** BEGIN **

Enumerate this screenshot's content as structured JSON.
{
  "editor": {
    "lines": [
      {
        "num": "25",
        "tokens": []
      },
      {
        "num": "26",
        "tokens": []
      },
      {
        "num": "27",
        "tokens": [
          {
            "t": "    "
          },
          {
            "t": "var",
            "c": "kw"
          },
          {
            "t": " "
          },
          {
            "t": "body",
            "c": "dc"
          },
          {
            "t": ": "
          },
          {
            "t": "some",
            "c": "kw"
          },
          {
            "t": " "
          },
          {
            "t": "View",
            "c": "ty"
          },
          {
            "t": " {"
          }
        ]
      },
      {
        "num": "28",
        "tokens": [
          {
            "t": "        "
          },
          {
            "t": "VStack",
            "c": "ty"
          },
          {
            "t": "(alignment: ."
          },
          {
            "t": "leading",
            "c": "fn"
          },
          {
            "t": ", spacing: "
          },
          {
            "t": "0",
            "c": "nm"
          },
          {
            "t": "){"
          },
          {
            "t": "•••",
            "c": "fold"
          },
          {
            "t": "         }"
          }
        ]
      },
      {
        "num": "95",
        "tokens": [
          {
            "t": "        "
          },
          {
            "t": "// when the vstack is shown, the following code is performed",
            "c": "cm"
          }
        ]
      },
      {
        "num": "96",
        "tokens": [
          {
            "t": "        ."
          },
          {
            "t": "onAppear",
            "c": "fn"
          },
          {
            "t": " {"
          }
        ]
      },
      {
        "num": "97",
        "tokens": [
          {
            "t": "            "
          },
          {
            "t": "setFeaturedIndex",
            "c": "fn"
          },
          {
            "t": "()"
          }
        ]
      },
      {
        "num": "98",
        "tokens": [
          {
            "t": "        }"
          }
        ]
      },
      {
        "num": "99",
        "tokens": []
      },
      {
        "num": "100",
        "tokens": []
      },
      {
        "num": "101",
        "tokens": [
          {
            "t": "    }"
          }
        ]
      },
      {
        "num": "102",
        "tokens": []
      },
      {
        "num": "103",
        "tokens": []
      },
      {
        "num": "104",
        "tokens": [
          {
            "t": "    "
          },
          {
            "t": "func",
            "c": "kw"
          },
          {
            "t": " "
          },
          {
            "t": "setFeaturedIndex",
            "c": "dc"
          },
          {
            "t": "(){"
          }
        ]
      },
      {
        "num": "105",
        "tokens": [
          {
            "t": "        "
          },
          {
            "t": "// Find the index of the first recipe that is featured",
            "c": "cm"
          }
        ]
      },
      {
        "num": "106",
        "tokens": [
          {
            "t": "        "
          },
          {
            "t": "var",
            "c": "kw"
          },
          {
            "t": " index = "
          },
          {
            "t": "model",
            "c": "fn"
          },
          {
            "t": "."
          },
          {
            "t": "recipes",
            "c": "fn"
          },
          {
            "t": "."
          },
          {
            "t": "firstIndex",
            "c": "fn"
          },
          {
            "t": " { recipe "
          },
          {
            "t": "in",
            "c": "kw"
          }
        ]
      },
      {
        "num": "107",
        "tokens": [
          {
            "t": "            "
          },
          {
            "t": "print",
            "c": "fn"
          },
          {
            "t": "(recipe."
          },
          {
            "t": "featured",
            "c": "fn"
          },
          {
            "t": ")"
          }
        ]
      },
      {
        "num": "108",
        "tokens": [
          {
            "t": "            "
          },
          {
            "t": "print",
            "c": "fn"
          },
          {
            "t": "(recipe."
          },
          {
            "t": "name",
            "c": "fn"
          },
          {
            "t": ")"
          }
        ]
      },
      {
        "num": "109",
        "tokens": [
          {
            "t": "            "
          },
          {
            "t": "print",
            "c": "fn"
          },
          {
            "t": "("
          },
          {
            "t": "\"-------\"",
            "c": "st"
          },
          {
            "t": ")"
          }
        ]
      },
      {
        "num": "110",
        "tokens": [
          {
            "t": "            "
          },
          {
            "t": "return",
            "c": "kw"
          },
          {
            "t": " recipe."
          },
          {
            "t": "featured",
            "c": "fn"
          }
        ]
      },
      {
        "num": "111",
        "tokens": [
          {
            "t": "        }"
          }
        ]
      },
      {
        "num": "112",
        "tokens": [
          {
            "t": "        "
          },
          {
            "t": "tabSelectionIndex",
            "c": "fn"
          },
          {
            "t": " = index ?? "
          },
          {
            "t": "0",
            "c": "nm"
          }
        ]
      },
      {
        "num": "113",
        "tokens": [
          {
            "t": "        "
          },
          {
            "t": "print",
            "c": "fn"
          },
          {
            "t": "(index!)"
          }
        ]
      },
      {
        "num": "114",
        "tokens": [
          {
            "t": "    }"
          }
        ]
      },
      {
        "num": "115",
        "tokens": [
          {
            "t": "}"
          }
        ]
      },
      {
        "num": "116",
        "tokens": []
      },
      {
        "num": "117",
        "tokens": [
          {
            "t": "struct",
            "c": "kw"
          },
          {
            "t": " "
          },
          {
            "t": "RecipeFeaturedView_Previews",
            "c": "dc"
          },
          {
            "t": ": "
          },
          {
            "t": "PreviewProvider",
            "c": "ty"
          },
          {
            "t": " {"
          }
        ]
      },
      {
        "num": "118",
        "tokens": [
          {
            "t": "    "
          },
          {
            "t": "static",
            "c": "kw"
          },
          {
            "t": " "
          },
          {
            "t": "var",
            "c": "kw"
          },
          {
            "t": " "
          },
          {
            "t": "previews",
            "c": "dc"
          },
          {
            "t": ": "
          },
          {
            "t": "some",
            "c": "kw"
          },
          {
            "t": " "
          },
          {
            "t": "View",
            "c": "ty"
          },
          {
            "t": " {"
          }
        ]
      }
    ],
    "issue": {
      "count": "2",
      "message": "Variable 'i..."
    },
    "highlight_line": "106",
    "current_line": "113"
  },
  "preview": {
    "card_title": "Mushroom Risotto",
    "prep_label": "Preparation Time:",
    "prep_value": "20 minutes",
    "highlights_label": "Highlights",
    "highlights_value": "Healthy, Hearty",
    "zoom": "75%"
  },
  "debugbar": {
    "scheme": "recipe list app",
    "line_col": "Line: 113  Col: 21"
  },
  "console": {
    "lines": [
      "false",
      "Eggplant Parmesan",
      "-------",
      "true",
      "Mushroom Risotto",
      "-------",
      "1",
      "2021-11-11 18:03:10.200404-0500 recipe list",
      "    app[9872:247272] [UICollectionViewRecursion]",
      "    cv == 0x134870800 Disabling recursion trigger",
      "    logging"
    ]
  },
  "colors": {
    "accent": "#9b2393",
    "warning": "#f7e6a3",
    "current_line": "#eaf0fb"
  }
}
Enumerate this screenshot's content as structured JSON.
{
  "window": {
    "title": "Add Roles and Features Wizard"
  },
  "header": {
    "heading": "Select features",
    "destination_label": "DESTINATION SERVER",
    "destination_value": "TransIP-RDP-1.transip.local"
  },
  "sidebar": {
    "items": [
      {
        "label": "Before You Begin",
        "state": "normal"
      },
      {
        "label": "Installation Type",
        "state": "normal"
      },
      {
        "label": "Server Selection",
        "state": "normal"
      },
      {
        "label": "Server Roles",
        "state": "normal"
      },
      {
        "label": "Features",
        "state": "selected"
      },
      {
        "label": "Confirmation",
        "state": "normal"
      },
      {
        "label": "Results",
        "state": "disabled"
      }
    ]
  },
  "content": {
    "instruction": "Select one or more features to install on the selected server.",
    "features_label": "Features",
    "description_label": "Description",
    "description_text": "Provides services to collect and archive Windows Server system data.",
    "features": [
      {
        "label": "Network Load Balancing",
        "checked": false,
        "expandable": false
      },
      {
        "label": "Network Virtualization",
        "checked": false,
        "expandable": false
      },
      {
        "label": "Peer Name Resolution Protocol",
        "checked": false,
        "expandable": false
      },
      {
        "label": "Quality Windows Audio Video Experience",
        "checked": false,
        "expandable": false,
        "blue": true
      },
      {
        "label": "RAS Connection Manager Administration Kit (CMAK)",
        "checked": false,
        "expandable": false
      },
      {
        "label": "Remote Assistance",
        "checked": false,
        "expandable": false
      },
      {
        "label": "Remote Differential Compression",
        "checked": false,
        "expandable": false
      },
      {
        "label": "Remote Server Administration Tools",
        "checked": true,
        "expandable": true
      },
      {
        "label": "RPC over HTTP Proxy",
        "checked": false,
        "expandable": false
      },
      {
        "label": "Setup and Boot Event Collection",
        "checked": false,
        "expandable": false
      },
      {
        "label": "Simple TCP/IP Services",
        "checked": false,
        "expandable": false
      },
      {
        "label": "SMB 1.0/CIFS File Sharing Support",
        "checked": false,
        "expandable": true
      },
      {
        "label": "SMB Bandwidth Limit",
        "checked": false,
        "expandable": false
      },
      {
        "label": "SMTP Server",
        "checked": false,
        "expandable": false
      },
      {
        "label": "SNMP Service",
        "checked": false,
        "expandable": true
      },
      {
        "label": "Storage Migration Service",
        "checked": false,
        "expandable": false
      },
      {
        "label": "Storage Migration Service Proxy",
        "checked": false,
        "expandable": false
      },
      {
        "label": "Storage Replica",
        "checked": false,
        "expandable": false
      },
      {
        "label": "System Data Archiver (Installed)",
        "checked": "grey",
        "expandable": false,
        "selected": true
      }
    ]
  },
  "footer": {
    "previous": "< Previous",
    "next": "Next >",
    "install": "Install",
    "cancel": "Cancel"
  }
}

** END **

=== Instructions to follow ===
Give the number of lines in the data that contain "Mushroom", with no other words.

=== Task answer ===
2